Exercise objective: Starting with the line that holds "Transcribe this image's", copy out each remaining line of the listing below, up to and including the last one, and include nothing else.

Input for this task:
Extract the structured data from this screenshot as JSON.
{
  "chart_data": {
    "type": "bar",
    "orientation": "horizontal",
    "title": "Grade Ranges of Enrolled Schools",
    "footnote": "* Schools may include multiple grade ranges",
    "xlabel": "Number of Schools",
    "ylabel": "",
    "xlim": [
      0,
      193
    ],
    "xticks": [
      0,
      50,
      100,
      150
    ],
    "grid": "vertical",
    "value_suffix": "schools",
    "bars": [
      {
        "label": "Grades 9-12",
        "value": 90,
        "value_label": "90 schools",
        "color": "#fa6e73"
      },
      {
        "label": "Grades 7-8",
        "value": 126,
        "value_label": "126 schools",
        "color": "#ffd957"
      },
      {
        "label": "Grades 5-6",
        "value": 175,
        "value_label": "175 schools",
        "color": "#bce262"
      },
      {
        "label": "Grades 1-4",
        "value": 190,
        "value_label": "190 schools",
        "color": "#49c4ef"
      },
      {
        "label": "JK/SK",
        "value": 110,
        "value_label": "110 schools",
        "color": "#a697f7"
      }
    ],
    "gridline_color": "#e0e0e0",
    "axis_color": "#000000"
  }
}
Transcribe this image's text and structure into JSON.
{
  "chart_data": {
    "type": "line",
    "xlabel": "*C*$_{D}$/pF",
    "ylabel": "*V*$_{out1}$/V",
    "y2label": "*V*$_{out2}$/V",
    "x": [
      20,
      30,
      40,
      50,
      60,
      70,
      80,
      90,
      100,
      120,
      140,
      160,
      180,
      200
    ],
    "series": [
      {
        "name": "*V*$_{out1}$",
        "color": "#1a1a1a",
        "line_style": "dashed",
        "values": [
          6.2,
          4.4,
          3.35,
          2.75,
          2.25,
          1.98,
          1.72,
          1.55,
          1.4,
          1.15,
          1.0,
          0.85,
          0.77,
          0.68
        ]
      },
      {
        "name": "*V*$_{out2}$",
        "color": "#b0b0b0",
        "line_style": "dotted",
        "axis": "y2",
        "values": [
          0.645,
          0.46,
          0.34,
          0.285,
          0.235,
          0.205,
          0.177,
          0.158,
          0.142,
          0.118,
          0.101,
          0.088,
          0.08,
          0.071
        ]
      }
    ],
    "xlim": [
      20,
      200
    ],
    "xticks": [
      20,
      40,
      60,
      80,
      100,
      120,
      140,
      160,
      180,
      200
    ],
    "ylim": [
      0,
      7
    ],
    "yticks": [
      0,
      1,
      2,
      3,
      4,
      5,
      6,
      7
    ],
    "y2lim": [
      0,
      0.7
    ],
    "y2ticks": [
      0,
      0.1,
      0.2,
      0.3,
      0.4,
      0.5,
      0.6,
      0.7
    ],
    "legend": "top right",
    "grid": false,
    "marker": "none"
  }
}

Answer to the task:
Transcribe this image's text and structure into JSON.
{
  "chart_data": {
    "type": "line",
    "xlabel": "*C*$_{D}$/pF",
    "ylabel": "*V*$_{out1}$/V",
    "y2label": "*V*$_{out2}$/V",
    "x": [
      20,
      30,
      40,
      50,
      60,
      70,
      80,
      90,
      100,
      120,
      140,
      160,
      180,
      200
    ],
    "series": [
      {
        "name": "*V*$_{out1}$",
        "color": "#1a1a1a",
        "line_style": "dashed",
        "values": [
          6.2,
          4.4,
          3.35,
          2.75,
          2.25,
          1.98,
          1.72,
          1.55,
          1.4,
          1.15,
          1.0,
          0.85,
          0.77,
          0.68
        ]
      },
      {
        "name": "*V*$_{out2}$",
        "color": "#b0b0b0",
        "line_style": "dotted",
        "axis": "y2",
        "values": [
          0.645,
          0.46,
          0.34,
          0.285,
          0.235,
          0.205,
          0.177,
          0.158,
          0.142,
          0.118,
          0.101,
          0.088,
          0.08,
          0.071
        ]
      }
    ],
    "xlim": [
      20,
      200
    ],
    "xticks": [
      20,
      40,
      60,
      80,
      100,
      120,
      140,
      160,
      180,
      200
    ],
    "ylim": [
      0,
      7
    ],
    "yticks": [
      0,
      1,
      2,
      3,
      4,
      5,
      6,
      7
    ],
    "y2lim": [
      0,
      0.7
    ],
    "y2ticks": [
      0,
      0.1,
      0.2,
      0.3,
      0.4,
      0.5,
      0.6,
      0.7
    ],
    "legend": "top right",
    "grid": false,
    "marker": "none"
  }
}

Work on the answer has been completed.